§ **EXERCISE INPUTS**:
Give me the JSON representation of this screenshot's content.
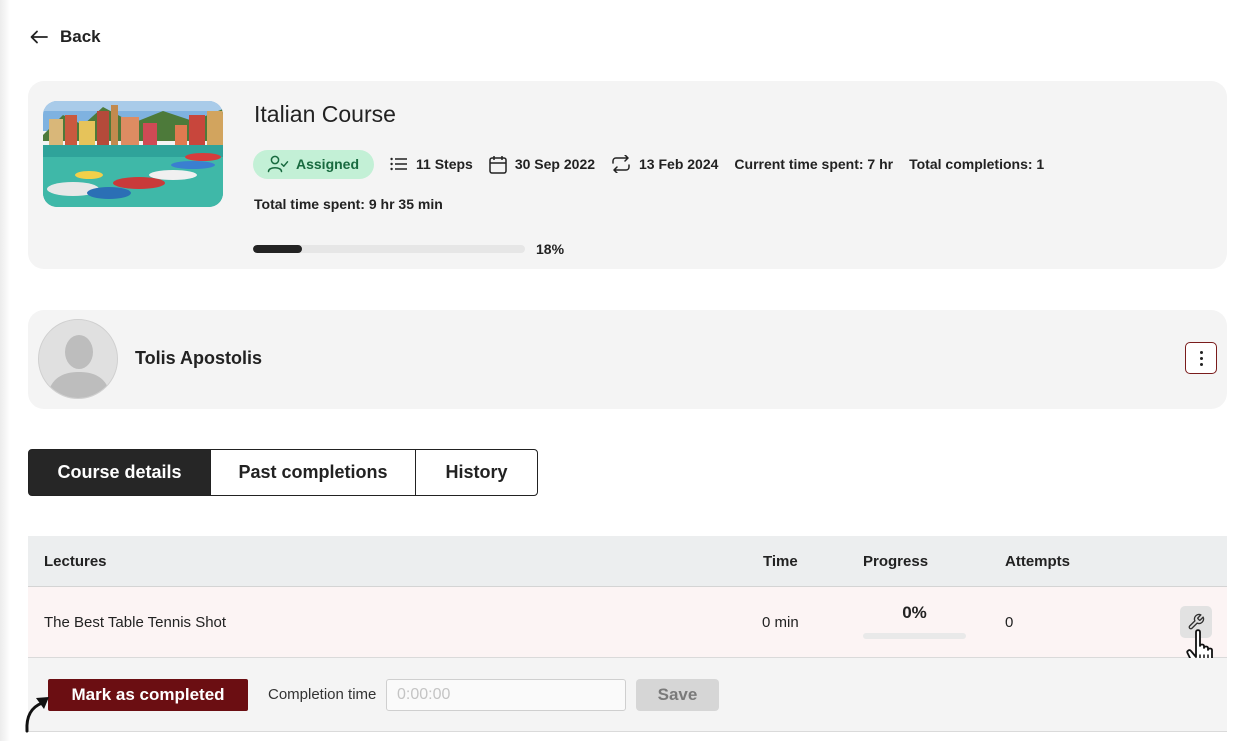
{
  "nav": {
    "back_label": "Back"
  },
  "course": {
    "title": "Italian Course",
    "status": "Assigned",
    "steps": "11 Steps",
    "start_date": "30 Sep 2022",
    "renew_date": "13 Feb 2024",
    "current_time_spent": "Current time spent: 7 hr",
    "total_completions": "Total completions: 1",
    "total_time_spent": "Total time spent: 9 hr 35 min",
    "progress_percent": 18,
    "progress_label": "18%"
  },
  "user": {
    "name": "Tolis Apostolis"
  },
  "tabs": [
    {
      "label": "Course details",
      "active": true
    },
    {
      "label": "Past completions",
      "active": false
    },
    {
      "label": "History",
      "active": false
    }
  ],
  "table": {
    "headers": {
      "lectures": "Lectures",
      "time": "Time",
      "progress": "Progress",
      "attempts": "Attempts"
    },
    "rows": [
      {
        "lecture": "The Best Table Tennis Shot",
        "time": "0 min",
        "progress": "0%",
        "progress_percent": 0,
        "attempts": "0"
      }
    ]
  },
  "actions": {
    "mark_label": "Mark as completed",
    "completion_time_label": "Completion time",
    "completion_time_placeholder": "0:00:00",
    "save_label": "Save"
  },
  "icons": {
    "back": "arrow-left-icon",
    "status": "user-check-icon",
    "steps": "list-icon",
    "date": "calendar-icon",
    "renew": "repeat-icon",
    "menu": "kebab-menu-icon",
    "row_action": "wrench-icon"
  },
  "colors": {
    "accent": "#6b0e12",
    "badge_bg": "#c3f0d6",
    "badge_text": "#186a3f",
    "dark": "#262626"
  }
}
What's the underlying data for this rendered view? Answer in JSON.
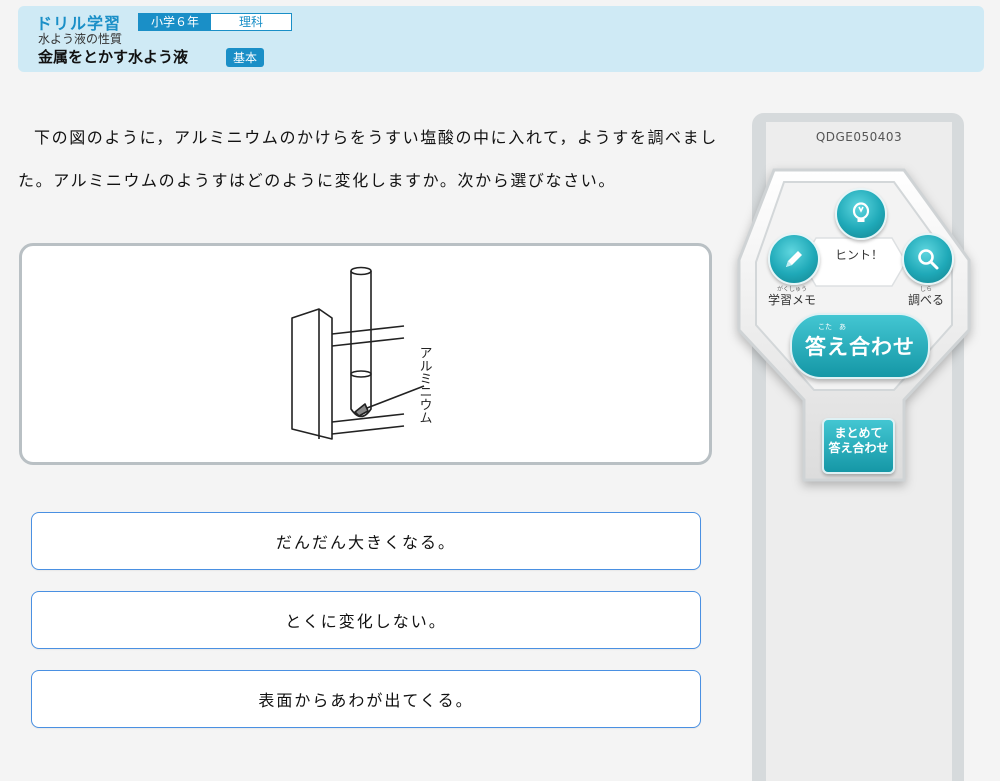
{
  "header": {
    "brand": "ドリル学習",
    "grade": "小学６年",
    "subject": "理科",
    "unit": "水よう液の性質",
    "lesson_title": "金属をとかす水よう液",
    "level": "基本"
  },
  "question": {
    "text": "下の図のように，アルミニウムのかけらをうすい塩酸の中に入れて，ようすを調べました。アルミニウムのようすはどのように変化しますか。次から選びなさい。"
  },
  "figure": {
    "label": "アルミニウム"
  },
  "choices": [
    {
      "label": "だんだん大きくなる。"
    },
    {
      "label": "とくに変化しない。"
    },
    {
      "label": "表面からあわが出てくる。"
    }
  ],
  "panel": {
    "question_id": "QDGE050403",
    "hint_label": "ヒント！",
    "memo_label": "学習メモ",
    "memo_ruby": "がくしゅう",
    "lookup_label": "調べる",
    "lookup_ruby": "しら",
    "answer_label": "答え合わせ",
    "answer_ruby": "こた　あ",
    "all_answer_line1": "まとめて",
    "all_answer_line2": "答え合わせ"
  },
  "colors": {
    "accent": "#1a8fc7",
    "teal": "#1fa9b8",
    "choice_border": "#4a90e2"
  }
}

==

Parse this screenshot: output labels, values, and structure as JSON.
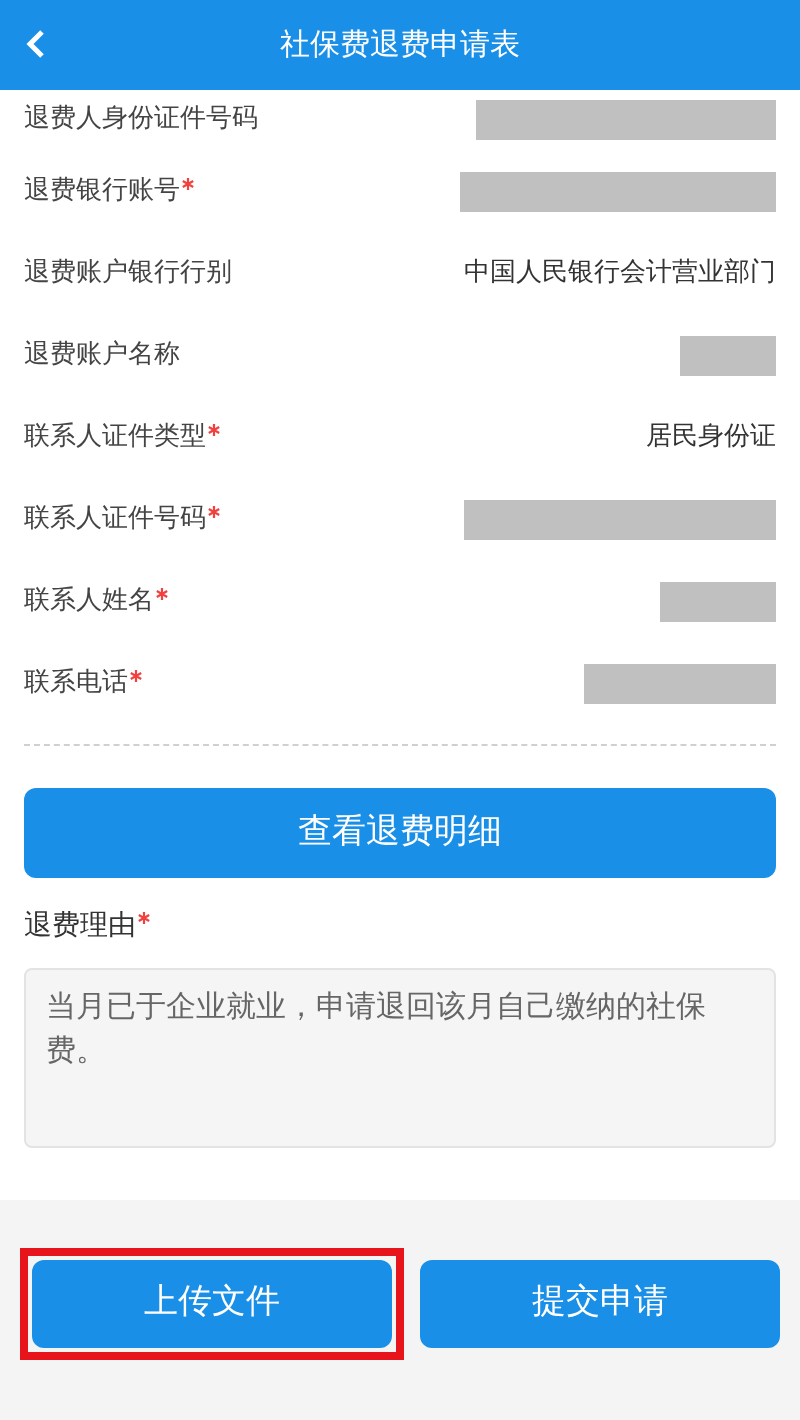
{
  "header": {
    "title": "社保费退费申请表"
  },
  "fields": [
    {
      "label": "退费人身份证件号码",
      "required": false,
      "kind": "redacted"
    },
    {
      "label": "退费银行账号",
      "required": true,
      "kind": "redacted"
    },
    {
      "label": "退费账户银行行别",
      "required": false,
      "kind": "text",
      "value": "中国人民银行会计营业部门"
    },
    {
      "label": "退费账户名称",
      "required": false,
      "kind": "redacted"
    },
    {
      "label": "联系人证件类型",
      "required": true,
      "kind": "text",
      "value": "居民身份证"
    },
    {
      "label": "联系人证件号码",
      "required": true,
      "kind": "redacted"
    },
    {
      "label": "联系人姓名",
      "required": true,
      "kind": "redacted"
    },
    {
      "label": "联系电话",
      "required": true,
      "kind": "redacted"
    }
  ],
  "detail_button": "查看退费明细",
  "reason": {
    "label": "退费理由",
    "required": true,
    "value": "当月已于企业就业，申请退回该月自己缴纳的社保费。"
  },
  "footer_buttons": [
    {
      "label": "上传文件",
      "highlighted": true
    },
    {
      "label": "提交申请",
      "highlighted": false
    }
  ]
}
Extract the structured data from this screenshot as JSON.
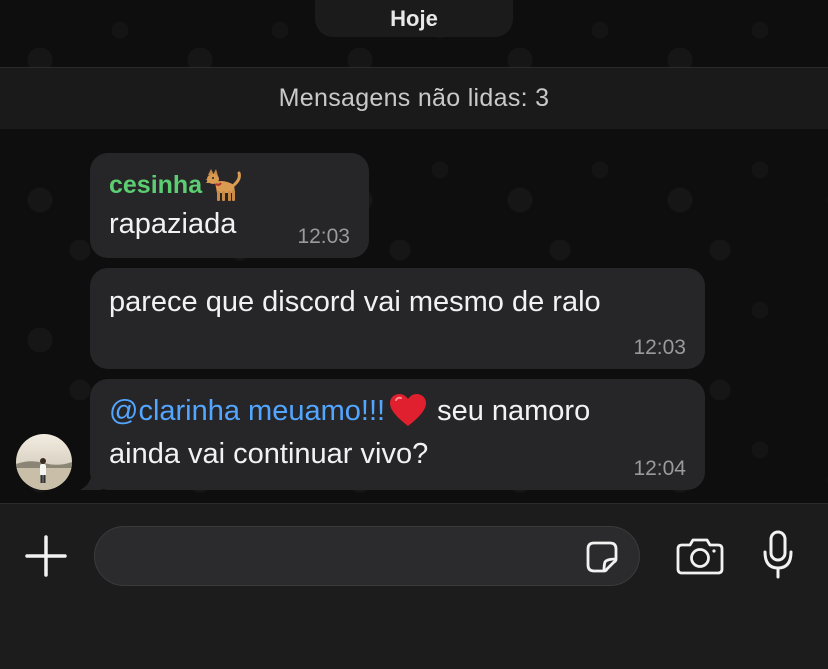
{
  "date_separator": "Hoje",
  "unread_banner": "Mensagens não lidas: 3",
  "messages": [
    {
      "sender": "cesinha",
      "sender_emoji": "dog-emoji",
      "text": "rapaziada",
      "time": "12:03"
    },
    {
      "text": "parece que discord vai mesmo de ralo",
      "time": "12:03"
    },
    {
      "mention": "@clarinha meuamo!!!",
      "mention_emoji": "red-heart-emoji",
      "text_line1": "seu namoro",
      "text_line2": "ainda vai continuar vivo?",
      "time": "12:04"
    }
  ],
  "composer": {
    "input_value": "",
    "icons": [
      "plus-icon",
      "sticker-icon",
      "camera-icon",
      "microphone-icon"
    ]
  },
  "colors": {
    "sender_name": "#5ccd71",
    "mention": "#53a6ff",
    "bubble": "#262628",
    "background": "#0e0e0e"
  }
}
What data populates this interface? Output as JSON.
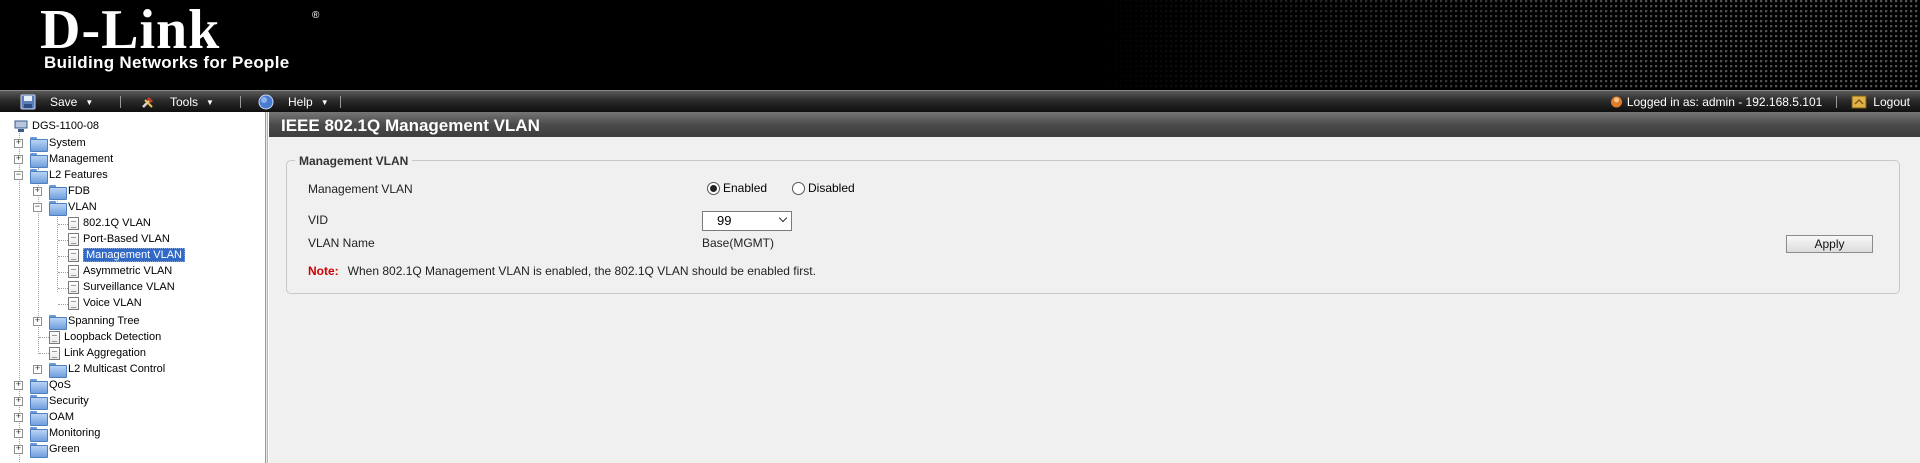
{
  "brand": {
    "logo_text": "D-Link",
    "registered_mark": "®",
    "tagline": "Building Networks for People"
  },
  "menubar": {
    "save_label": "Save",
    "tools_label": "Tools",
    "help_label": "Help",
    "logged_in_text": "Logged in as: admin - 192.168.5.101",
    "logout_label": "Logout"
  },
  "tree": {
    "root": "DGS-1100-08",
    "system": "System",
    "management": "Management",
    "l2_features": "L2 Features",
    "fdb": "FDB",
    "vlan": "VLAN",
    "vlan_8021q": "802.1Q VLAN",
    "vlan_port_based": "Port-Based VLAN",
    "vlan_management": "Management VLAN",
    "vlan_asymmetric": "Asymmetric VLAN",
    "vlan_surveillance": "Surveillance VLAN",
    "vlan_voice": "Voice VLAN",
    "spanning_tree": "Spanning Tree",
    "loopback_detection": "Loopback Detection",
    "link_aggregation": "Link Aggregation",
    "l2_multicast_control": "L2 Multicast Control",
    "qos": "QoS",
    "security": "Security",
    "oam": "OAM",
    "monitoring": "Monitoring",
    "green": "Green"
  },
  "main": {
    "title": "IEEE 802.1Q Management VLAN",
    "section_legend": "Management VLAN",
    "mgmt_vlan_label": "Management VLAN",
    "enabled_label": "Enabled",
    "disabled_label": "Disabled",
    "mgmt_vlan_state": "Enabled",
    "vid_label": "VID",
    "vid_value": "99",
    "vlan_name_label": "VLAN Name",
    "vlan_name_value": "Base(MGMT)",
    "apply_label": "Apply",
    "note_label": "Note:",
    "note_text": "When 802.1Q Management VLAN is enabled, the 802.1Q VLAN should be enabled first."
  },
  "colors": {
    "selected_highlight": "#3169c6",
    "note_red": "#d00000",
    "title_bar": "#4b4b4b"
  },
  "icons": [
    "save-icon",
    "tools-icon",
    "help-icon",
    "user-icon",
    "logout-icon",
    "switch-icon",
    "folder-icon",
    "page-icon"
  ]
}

---

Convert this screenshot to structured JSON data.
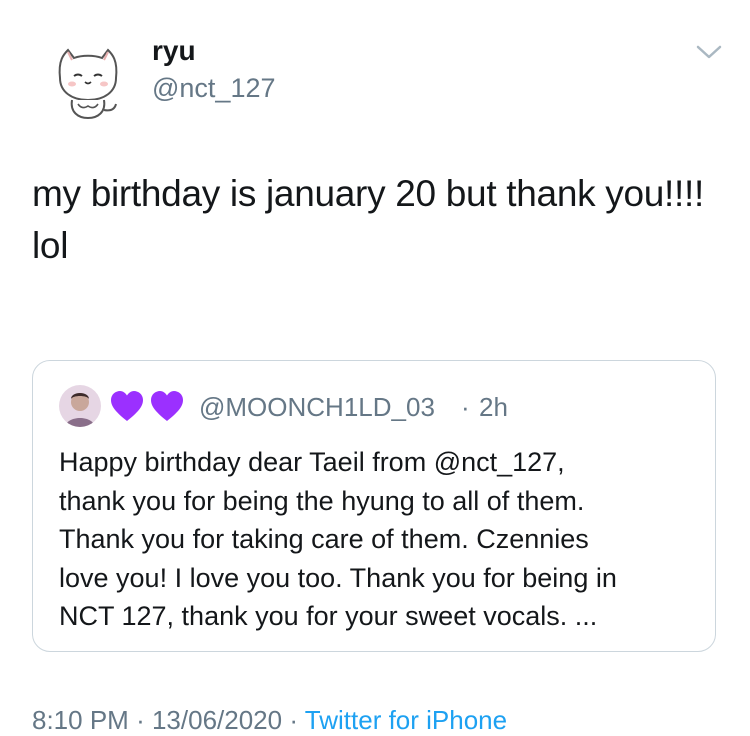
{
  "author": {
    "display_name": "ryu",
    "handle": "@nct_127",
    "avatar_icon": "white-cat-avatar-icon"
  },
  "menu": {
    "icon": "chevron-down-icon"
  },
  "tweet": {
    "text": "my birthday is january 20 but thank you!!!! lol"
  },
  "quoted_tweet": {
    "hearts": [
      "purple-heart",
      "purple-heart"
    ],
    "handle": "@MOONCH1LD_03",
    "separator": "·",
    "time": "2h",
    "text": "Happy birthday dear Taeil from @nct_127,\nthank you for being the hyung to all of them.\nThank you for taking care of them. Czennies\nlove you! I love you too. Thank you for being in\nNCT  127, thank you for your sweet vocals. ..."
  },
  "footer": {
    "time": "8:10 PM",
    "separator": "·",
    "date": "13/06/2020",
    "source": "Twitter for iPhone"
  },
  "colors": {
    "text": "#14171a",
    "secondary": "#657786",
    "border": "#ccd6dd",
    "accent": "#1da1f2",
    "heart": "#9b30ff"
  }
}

§ **STATED PROBLEM**:
Determine the number of lines containing "completions". Write only that number.

§ **WRITTEN ANSWER**:
2